Transcribe each line of the records below exactly, excluding any embedded images.

───── Records for the task

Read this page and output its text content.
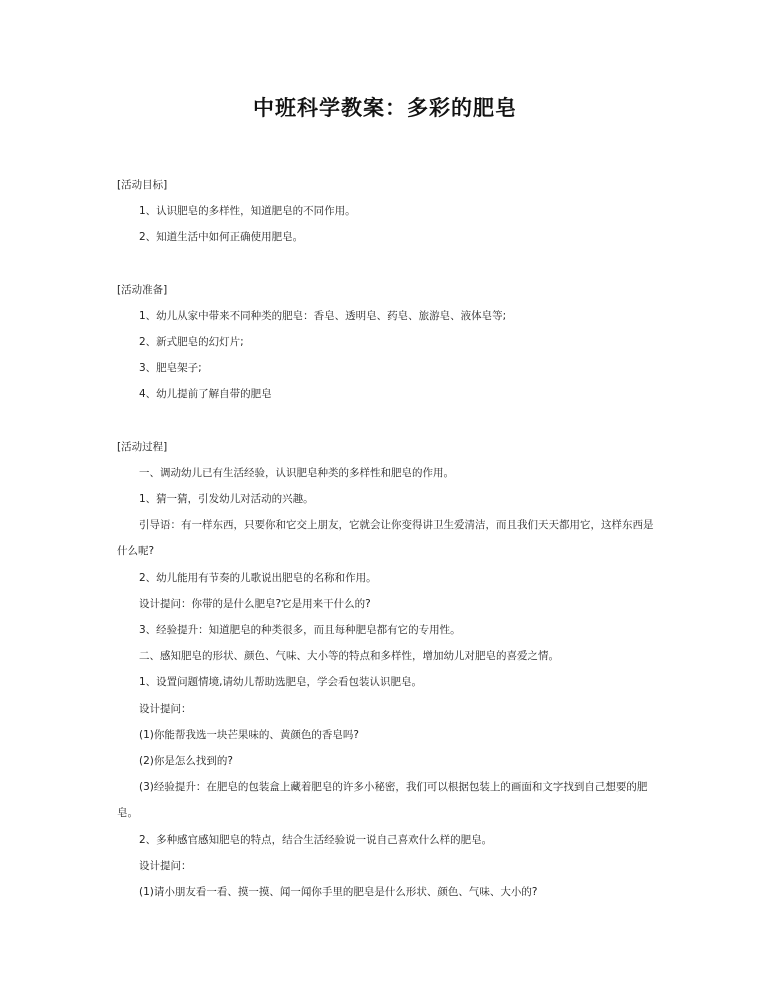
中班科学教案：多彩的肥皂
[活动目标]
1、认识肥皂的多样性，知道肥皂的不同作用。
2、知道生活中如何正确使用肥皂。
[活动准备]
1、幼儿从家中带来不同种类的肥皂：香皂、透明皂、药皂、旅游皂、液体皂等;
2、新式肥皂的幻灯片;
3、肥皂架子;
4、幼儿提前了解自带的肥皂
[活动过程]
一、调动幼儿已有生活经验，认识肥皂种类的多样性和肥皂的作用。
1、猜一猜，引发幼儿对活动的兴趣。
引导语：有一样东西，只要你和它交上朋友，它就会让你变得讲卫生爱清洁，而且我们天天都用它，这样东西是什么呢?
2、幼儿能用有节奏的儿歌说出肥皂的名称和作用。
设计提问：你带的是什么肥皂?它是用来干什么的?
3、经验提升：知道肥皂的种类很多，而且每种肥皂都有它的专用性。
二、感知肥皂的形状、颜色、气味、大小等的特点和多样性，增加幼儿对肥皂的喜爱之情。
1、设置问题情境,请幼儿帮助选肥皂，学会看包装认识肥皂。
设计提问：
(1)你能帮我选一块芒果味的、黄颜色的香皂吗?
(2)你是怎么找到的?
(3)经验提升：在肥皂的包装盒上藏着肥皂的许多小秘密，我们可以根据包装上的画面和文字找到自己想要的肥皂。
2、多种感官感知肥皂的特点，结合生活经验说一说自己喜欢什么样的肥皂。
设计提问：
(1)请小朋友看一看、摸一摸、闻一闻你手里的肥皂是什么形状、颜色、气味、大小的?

──────────

* **Full output**
Read this page and output its text content.
中班科学教案：多彩的肥皂
[活动目标]
1、认识肥皂的多样性，知道肥皂的不同作用。
2、知道生活中如何正确使用肥皂。
[活动准备]
1、幼儿从家中带来不同种类的肥皂：香皂、透明皂、药皂、旅游皂、液体皂等;
2、新式肥皂的幻灯片;
3、肥皂架子;
4、幼儿提前了解自带的肥皂
[活动过程]
一、调动幼儿已有生活经验，认识肥皂种类的多样性和肥皂的作用。
1、猜一猜，引发幼儿对活动的兴趣。
引导语：有一样东西，只要你和它交上朋友，它就会让你变得讲卫生爱清洁，而且我们天天都用它，这样东西是什么呢?
2、幼儿能用有节奏的儿歌说出肥皂的名称和作用。
设计提问：你带的是什么肥皂?它是用来干什么的?
3、经验提升：知道肥皂的种类很多，而且每种肥皂都有它的专用性。
二、感知肥皂的形状、颜色、气味、大小等的特点和多样性，增加幼儿对肥皂的喜爱之情。
1、设置问题情境,请幼儿帮助选肥皂，学会看包装认识肥皂。
设计提问：
(1)你能帮我选一块芒果味的、黄颜色的香皂吗?
(2)你是怎么找到的?
(3)经验提升：在肥皂的包装盒上藏着肥皂的许多小秘密，我们可以根据包装上的画面和文字找到自己想要的肥皂。
2、多种感官感知肥皂的特点，结合生活经验说一说自己喜欢什么样的肥皂。
设计提问：
(1)请小朋友看一看、摸一摸、闻一闻你手里的肥皂是什么形状、颜色、气味、大小的?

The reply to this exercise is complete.